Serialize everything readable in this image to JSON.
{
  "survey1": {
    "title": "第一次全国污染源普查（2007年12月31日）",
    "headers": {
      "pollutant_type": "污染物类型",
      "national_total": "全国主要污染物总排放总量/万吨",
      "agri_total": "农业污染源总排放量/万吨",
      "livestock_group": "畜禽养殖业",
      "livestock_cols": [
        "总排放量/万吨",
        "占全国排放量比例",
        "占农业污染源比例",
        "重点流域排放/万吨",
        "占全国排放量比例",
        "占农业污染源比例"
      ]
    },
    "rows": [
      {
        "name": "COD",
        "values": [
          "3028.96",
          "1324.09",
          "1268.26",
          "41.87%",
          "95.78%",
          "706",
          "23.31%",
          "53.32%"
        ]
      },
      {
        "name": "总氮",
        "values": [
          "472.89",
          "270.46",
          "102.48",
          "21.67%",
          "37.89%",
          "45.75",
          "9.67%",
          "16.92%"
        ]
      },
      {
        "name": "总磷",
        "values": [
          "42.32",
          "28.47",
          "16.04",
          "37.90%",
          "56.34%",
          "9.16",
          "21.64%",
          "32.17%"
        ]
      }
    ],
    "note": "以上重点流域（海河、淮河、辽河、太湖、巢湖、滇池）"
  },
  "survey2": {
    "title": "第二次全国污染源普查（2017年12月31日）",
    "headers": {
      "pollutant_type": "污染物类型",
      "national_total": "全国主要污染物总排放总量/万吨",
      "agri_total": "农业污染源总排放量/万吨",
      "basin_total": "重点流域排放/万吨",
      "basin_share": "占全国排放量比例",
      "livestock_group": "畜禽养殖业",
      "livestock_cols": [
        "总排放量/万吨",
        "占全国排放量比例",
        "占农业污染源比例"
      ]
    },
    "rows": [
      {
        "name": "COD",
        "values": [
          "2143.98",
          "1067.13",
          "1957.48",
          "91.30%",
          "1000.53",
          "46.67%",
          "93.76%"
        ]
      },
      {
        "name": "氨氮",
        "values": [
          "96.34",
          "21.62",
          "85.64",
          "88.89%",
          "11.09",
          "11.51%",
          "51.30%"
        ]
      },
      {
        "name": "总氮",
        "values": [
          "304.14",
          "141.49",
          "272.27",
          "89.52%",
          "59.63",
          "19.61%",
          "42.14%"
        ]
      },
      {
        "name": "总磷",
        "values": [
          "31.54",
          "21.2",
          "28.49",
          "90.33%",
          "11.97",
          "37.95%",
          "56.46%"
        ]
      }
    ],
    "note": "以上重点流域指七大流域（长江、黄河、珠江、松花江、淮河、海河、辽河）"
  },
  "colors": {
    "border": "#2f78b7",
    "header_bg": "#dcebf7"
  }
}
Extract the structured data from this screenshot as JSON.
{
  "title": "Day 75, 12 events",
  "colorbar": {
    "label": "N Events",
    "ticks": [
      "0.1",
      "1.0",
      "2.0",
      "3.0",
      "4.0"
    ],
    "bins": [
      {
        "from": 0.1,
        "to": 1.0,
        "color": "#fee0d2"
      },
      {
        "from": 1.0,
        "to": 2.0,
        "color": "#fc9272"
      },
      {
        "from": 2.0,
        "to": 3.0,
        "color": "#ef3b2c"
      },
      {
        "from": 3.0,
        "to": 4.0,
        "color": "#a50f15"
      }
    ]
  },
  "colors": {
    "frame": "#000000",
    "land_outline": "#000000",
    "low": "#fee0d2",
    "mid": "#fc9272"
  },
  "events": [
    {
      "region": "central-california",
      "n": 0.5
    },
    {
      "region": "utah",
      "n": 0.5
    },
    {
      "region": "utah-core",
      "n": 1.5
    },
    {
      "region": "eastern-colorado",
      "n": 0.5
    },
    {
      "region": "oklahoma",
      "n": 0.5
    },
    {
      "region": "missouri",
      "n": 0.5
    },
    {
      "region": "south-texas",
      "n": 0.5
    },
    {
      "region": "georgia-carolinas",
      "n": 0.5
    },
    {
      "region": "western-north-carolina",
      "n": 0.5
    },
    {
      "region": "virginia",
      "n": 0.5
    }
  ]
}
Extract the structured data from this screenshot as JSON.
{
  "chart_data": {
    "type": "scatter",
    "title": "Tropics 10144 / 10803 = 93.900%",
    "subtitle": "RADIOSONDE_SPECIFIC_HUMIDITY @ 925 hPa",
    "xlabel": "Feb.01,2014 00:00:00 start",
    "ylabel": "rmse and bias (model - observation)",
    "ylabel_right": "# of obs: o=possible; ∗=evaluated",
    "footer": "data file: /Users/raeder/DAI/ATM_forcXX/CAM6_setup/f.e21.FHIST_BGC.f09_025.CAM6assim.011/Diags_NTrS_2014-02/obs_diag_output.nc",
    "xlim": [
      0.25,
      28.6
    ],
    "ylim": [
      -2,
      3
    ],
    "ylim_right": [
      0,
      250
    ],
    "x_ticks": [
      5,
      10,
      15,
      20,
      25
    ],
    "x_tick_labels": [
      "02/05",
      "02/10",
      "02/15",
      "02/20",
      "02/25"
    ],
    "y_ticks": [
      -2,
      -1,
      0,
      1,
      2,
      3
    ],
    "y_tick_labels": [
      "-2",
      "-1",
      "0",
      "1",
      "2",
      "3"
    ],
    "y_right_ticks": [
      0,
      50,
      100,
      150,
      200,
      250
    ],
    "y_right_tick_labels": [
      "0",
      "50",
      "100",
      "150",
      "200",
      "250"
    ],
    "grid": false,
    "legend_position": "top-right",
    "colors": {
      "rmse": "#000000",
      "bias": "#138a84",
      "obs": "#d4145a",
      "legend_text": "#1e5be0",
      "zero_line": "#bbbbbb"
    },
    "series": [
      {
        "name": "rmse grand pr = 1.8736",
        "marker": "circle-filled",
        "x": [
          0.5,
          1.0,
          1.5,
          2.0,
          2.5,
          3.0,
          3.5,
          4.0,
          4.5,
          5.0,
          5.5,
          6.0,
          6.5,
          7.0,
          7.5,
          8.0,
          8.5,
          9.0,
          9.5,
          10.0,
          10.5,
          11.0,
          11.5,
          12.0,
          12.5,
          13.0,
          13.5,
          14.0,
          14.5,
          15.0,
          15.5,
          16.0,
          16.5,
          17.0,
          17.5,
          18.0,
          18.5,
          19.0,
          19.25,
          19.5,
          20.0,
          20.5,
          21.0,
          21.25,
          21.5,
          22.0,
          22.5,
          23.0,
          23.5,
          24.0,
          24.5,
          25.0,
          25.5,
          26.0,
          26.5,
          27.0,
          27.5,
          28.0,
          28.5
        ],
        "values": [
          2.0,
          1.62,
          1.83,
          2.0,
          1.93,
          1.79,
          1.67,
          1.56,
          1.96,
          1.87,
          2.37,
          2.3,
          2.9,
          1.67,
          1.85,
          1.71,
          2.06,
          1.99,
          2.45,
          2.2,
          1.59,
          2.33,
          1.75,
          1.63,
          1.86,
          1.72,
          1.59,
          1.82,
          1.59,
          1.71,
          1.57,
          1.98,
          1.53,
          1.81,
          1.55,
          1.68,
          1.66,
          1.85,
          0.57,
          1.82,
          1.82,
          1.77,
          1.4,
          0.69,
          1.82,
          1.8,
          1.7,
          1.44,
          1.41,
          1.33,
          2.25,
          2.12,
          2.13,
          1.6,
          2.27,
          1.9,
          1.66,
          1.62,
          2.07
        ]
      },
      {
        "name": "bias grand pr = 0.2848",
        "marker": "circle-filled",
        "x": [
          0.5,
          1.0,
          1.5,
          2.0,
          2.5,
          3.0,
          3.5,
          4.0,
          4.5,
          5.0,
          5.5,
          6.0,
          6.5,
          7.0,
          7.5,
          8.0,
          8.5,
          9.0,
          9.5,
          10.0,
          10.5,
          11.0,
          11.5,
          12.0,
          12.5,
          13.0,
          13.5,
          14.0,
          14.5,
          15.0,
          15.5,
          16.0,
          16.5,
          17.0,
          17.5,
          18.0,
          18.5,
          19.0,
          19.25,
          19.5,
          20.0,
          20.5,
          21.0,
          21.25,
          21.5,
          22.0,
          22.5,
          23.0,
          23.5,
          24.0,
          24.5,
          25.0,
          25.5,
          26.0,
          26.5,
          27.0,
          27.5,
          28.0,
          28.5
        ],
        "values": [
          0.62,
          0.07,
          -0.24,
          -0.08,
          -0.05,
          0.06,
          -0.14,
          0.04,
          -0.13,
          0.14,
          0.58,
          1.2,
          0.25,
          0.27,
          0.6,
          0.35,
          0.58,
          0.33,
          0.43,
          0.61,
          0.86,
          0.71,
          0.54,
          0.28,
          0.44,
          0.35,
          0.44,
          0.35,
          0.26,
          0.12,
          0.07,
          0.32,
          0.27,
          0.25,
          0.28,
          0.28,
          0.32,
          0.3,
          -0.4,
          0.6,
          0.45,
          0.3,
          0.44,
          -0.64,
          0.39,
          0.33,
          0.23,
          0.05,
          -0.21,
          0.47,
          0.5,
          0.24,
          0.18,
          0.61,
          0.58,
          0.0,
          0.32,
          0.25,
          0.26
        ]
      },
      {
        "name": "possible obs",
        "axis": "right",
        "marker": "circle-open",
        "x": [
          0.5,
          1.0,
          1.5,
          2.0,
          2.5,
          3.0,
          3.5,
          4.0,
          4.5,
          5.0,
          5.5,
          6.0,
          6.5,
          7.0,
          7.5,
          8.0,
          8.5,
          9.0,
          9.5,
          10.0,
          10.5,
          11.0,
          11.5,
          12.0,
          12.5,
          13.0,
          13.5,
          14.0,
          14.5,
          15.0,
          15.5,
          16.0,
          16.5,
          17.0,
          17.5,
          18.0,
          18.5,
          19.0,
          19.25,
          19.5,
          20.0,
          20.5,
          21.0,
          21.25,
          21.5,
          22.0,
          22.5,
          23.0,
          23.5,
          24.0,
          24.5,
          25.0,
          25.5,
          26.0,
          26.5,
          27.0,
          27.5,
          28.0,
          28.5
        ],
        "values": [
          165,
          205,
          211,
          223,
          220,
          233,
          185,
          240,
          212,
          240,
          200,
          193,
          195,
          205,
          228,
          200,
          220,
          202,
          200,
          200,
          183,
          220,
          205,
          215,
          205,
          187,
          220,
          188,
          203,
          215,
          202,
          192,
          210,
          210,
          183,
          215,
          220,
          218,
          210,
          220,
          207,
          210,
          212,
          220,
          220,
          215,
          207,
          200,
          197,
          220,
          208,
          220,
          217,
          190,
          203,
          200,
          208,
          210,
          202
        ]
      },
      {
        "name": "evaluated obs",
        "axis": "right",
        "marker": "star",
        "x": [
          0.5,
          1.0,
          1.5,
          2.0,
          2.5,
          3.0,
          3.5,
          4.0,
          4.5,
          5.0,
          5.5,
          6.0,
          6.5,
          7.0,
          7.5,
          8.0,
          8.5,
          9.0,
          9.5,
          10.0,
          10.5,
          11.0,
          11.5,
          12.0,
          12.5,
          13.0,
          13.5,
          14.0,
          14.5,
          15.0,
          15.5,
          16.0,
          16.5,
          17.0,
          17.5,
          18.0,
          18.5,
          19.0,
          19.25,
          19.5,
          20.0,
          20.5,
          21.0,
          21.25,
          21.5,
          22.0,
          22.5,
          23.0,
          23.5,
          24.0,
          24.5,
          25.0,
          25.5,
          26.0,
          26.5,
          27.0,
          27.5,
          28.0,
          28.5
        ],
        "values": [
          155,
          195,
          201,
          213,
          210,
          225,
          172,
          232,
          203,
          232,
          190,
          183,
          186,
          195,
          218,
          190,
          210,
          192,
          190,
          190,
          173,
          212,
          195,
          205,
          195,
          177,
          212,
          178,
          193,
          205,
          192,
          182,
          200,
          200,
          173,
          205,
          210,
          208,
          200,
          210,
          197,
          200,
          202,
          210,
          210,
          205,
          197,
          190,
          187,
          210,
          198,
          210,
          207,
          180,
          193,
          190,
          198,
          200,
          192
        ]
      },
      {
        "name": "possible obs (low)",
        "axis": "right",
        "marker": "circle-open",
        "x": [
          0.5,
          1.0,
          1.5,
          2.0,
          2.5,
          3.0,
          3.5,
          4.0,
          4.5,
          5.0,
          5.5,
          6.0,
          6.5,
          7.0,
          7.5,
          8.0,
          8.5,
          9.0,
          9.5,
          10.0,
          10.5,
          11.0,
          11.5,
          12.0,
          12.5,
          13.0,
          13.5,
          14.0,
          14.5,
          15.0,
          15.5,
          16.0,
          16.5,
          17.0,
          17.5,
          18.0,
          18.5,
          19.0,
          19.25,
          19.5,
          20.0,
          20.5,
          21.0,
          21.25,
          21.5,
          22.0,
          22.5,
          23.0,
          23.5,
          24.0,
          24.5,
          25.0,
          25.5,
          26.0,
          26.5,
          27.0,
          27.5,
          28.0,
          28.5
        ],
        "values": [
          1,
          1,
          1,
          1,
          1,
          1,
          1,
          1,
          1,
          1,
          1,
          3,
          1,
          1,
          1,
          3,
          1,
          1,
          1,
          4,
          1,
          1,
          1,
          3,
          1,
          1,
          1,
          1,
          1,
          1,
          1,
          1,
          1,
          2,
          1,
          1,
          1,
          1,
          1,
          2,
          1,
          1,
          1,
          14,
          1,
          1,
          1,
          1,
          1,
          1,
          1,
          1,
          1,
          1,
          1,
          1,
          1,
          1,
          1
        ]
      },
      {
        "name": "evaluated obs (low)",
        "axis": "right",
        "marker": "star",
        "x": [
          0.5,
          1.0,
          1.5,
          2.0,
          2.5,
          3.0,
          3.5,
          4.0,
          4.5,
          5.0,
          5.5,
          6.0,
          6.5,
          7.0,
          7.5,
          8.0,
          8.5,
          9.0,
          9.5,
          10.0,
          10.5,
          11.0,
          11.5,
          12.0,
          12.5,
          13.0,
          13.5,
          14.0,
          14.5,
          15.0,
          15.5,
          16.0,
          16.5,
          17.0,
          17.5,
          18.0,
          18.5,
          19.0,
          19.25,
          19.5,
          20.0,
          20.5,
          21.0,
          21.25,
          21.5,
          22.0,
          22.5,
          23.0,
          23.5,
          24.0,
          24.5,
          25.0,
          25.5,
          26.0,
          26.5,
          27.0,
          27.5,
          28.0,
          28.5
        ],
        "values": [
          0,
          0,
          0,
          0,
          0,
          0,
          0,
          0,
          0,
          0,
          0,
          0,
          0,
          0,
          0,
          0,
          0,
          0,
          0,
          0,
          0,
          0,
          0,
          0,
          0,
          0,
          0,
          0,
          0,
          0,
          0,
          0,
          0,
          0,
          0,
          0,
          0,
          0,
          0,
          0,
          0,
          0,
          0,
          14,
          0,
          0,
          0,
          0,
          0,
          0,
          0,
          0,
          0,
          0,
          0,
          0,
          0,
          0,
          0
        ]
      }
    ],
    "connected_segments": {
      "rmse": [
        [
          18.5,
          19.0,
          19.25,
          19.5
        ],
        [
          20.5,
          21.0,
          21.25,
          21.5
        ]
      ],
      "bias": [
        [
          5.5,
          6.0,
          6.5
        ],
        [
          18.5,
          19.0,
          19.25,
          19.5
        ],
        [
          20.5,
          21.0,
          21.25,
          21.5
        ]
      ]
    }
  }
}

-*-*-

## WRITTEN TASK
Find the count of lines in the data above where the string "possible" occurs. Provide that number alone.

## WORKED ANSWER
3